*Problem details*: Output all of the data below without changing a word, and exclude the pictures.

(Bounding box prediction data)
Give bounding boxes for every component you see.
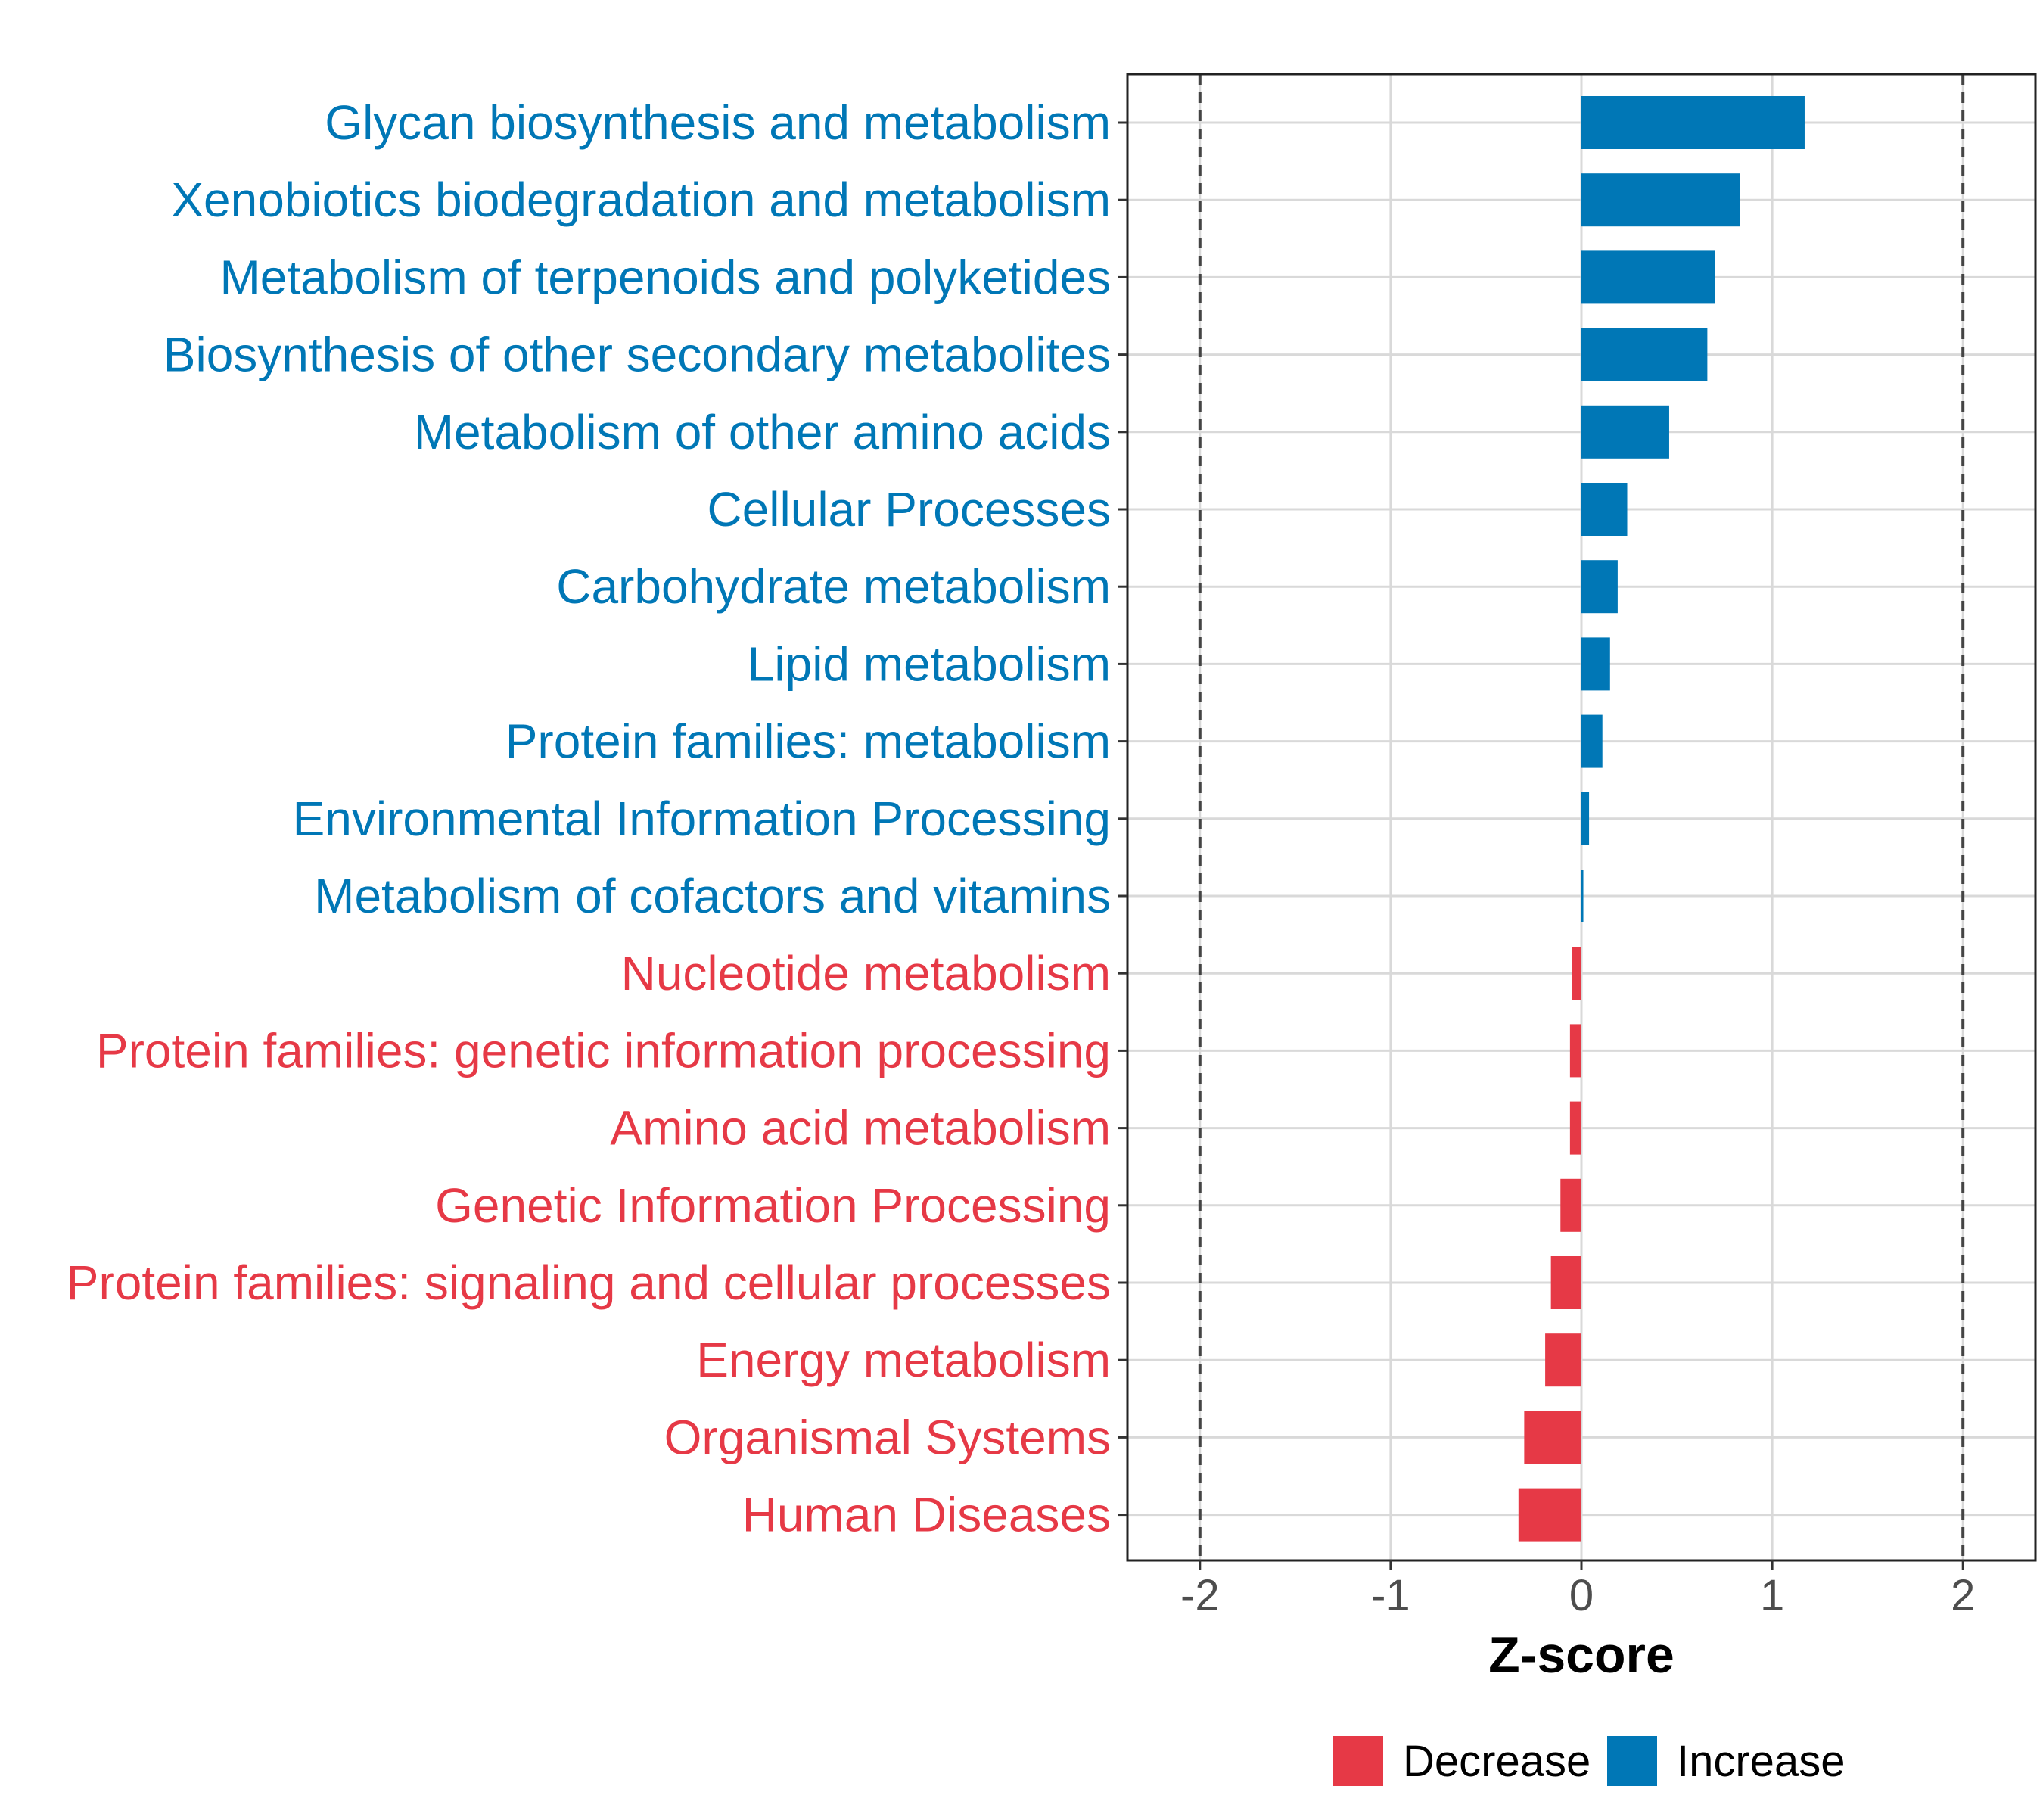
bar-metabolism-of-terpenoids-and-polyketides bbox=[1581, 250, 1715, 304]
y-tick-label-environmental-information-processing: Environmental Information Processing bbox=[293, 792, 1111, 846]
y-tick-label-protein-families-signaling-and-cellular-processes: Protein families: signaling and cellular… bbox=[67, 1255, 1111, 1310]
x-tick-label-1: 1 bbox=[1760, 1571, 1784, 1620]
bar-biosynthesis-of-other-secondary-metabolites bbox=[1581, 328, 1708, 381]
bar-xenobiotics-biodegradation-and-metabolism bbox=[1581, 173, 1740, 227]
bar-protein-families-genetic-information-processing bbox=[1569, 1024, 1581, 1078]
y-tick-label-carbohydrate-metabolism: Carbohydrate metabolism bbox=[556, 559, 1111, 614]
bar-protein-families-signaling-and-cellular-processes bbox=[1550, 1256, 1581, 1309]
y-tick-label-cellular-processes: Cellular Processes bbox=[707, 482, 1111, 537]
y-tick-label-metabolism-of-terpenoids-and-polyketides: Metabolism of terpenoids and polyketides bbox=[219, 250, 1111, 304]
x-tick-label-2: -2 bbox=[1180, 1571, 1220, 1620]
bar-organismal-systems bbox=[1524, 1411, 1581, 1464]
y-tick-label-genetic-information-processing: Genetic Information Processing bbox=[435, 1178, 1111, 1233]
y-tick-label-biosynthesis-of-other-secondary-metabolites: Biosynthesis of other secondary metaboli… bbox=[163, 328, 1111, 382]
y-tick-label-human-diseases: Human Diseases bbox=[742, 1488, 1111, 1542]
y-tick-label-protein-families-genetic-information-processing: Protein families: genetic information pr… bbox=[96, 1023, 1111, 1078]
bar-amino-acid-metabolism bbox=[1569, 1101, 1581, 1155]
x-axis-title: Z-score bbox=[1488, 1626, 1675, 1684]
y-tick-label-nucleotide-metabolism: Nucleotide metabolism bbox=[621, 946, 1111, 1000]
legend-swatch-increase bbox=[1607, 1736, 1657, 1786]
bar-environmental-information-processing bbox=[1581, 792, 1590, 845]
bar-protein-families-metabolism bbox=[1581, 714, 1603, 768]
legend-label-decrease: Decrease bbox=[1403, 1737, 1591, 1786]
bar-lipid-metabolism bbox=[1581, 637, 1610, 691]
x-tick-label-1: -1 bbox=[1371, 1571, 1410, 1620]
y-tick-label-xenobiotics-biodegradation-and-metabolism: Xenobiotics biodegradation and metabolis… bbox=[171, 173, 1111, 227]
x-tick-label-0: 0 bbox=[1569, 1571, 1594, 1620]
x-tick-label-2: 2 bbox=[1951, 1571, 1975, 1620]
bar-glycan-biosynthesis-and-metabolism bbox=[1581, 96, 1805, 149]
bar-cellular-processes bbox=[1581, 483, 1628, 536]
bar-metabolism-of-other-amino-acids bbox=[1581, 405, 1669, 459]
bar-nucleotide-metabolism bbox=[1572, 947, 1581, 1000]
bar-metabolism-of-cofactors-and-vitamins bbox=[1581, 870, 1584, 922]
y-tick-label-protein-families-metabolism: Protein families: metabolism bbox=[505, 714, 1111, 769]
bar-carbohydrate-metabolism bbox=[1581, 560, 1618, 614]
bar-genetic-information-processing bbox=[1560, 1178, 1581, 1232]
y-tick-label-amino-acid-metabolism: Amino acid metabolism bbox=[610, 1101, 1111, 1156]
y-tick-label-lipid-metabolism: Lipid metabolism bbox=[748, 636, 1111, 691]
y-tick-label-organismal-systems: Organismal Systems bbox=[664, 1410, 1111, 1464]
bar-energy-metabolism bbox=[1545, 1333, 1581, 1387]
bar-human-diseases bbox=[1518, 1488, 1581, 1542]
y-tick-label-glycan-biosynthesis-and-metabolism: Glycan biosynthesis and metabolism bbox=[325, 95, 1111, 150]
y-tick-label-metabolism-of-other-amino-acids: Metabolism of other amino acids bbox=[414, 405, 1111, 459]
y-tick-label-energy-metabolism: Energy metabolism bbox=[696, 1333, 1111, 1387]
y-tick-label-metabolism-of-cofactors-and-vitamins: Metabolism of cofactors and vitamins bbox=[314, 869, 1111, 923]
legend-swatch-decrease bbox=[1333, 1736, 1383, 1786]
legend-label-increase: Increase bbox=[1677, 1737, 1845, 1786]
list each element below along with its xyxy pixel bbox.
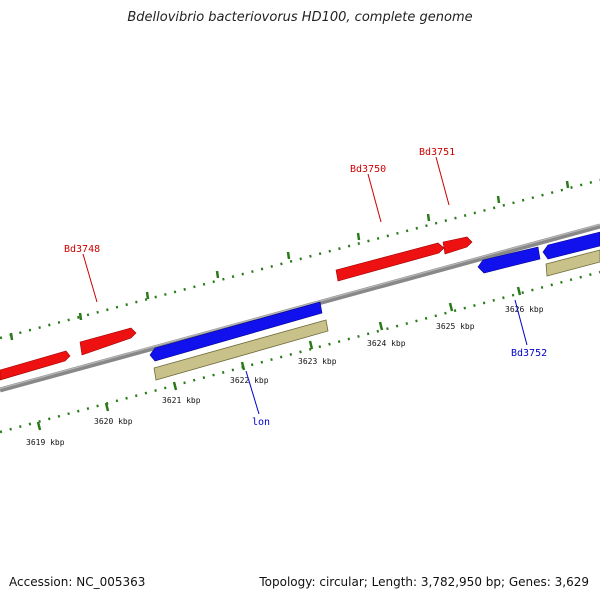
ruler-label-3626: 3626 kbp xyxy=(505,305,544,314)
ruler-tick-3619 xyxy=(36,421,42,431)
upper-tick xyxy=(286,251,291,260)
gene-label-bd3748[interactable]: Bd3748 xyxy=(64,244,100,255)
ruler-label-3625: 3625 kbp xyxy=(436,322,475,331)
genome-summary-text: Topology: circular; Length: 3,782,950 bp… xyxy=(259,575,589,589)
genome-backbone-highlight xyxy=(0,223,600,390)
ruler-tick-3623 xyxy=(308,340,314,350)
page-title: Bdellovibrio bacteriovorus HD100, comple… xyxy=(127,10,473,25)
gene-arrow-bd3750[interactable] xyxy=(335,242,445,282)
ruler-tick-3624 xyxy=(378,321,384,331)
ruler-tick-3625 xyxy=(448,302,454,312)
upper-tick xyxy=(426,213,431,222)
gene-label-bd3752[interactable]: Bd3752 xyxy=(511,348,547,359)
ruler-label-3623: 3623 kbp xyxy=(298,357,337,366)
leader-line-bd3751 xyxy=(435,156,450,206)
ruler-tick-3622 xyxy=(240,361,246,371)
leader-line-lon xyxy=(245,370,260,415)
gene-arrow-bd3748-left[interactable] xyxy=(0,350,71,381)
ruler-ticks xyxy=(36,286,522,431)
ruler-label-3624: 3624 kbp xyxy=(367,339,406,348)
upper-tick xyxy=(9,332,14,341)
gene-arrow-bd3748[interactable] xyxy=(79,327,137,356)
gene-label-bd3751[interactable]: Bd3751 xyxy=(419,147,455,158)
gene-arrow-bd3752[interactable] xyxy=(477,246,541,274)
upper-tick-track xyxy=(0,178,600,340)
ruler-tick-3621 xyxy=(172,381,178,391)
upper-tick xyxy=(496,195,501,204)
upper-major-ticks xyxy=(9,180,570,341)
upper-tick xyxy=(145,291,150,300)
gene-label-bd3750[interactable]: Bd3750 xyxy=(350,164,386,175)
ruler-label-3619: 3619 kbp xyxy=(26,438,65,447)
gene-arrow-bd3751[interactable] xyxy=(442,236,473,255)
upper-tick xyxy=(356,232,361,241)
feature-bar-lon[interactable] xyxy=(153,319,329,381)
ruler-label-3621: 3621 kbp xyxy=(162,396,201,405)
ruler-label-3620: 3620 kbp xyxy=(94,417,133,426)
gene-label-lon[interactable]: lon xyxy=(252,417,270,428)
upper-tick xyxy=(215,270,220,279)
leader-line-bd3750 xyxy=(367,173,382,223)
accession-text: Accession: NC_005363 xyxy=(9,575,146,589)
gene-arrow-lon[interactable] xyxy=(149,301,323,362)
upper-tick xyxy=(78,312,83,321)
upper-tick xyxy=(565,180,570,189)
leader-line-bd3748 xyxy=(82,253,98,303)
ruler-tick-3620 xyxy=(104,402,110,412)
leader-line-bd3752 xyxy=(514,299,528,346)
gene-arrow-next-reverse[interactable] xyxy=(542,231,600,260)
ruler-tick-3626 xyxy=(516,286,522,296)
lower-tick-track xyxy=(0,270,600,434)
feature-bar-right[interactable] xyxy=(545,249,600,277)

*Answer to the problem*:
Give bounding boxes for every component you see.
bar-metabolism-of-terpenoids-and-polyketides bbox=[1581, 250, 1715, 304]
y-tick-label-environmental-information-processing: Environmental Information Processing bbox=[293, 792, 1111, 846]
y-tick-label-protein-families-signaling-and-cellular-processes: Protein families: signaling and cellular… bbox=[67, 1255, 1111, 1310]
x-tick-label-1: 1 bbox=[1760, 1571, 1784, 1620]
bar-biosynthesis-of-other-secondary-metabolites bbox=[1581, 328, 1708, 381]
bar-xenobiotics-biodegradation-and-metabolism bbox=[1581, 173, 1740, 227]
bar-protein-families-genetic-information-processing bbox=[1569, 1024, 1581, 1078]
y-tick-label-carbohydrate-metabolism: Carbohydrate metabolism bbox=[556, 559, 1111, 614]
bar-protein-families-signaling-and-cellular-processes bbox=[1550, 1256, 1581, 1309]
y-tick-label-cellular-processes: Cellular Processes bbox=[707, 482, 1111, 537]
y-tick-label-metabolism-of-terpenoids-and-polyketides: Metabolism of terpenoids and polyketides bbox=[219, 250, 1111, 304]
x-tick-label-2: -2 bbox=[1180, 1571, 1220, 1620]
bar-organismal-systems bbox=[1524, 1411, 1581, 1464]
y-tick-label-genetic-information-processing: Genetic Information Processing bbox=[435, 1178, 1111, 1233]
y-tick-label-biosynthesis-of-other-secondary-metabolites: Biosynthesis of other secondary metaboli… bbox=[163, 328, 1111, 382]
y-tick-label-human-diseases: Human Diseases bbox=[742, 1488, 1111, 1542]
y-tick-label-protein-families-genetic-information-processing: Protein families: genetic information pr… bbox=[96, 1023, 1111, 1078]
bar-amino-acid-metabolism bbox=[1569, 1101, 1581, 1155]
x-axis-title: Z-score bbox=[1488, 1626, 1675, 1684]
y-tick-label-nucleotide-metabolism: Nucleotide metabolism bbox=[621, 946, 1111, 1000]
legend-swatch-increase bbox=[1607, 1736, 1657, 1786]
bar-environmental-information-processing bbox=[1581, 792, 1590, 845]
bar-protein-families-metabolism bbox=[1581, 714, 1603, 768]
legend-label-decrease: Decrease bbox=[1403, 1737, 1591, 1786]
bar-lipid-metabolism bbox=[1581, 637, 1610, 691]
x-tick-label-1: -1 bbox=[1371, 1571, 1410, 1620]
y-tick-label-xenobiotics-biodegradation-and-metabolism: Xenobiotics biodegradation and metabolis… bbox=[171, 173, 1111, 227]
x-tick-label-0: 0 bbox=[1569, 1571, 1594, 1620]
x-tick-label-2: 2 bbox=[1951, 1571, 1975, 1620]
bar-glycan-biosynthesis-and-metabolism bbox=[1581, 96, 1805, 149]
bar-cellular-processes bbox=[1581, 483, 1628, 536]
bar-metabolism-of-other-amino-acids bbox=[1581, 405, 1669, 459]
bar-nucleotide-metabolism bbox=[1572, 947, 1581, 1000]
bar-metabolism-of-cofactors-and-vitamins bbox=[1581, 870, 1584, 922]
y-tick-label-protein-families-metabolism: Protein families: metabolism bbox=[505, 714, 1111, 769]
bar-carbohydrate-metabolism bbox=[1581, 560, 1618, 614]
bar-genetic-information-processing bbox=[1560, 1178, 1581, 1232]
y-tick-label-amino-acid-metabolism: Amino acid metabolism bbox=[610, 1101, 1111, 1156]
y-tick-label-lipid-metabolism: Lipid metabolism bbox=[748, 636, 1111, 691]
y-tick-label-organismal-systems: Organismal Systems bbox=[664, 1410, 1111, 1464]
bar-energy-metabolism bbox=[1545, 1333, 1581, 1387]
bar-human-diseases bbox=[1518, 1488, 1581, 1542]
y-tick-label-glycan-biosynthesis-and-metabolism: Glycan biosynthesis and metabolism bbox=[325, 95, 1111, 150]
y-tick-label-metabolism-of-other-amino-acids: Metabolism of other amino acids bbox=[414, 405, 1111, 459]
y-tick-label-energy-metabolism: Energy metabolism bbox=[696, 1333, 1111, 1387]
y-tick-label-metabolism-of-cofactors-and-vitamins: Metabolism of cofactors and vitamins bbox=[314, 869, 1111, 923]
legend-swatch-decrease bbox=[1333, 1736, 1383, 1786]
legend-label-increase: Increase bbox=[1677, 1737, 1845, 1786]
list each element below along with its xyxy pixel bbox.
ruler-label-3626: 3626 kbp xyxy=(505,305,544,314)
ruler-tick-3619 xyxy=(36,421,42,431)
upper-tick xyxy=(286,251,291,260)
gene-label-bd3748[interactable]: Bd3748 xyxy=(64,244,100,255)
ruler-label-3625: 3625 kbp xyxy=(436,322,475,331)
genome-summary-text: Topology: circular; Length: 3,782,950 bp… xyxy=(259,575,589,589)
genome-backbone-highlight xyxy=(0,223,600,390)
ruler-tick-3623 xyxy=(308,340,314,350)
page-title: Bdellovibrio bacteriovorus HD100, comple… xyxy=(127,10,473,25)
gene-arrow-bd3750[interactable] xyxy=(335,242,445,282)
ruler-tick-3624 xyxy=(378,321,384,331)
ruler-tick-3625 xyxy=(448,302,454,312)
upper-tick xyxy=(426,213,431,222)
gene-label-bd3752[interactable]: Bd3752 xyxy=(511,348,547,359)
ruler-label-3623: 3623 kbp xyxy=(298,357,337,366)
leader-line-bd3751 xyxy=(435,156,450,206)
ruler-tick-3622 xyxy=(240,361,246,371)
leader-line-lon xyxy=(245,370,260,415)
gene-arrow-bd3748-left[interactable] xyxy=(0,350,71,381)
ruler-ticks xyxy=(36,286,522,431)
ruler-label-3624: 3624 kbp xyxy=(367,339,406,348)
upper-tick xyxy=(9,332,14,341)
gene-arrow-bd3748[interactable] xyxy=(79,327,137,356)
gene-label-bd3751[interactable]: Bd3751 xyxy=(419,147,455,158)
gene-arrow-bd3752[interactable] xyxy=(477,246,541,274)
upper-tick-track xyxy=(0,178,600,340)
ruler-tick-3621 xyxy=(172,381,178,391)
upper-tick xyxy=(496,195,501,204)
upper-major-ticks xyxy=(9,180,570,341)
upper-tick xyxy=(145,291,150,300)
gene-label-bd3750[interactable]: Bd3750 xyxy=(350,164,386,175)
ruler-label-3619: 3619 kbp xyxy=(26,438,65,447)
gene-arrow-bd3751[interactable] xyxy=(442,236,473,255)
upper-tick xyxy=(356,232,361,241)
feature-bar-lon[interactable] xyxy=(153,319,329,381)
ruler-label-3621: 3621 kbp xyxy=(162,396,201,405)
ruler-label-3620: 3620 kbp xyxy=(94,417,133,426)
gene-label-lon[interactable]: lon xyxy=(252,417,270,428)
upper-tick xyxy=(215,270,220,279)
leader-line-bd3750 xyxy=(367,173,382,223)
accession-text: Accession: NC_005363 xyxy=(9,575,146,589)
gene-arrow-lon[interactable] xyxy=(149,301,323,362)
upper-tick xyxy=(78,312,83,321)
upper-tick xyxy=(565,180,570,189)
leader-line-bd3748 xyxy=(82,253,98,303)
ruler-tick-3620 xyxy=(104,402,110,412)
leader-line-bd3752 xyxy=(514,299,528,346)
gene-arrow-next-reverse[interactable] xyxy=(542,231,600,260)
ruler-tick-3626 xyxy=(516,286,522,296)
lower-tick-track xyxy=(0,270,600,434)
feature-bar-right[interactable] xyxy=(545,249,600,277)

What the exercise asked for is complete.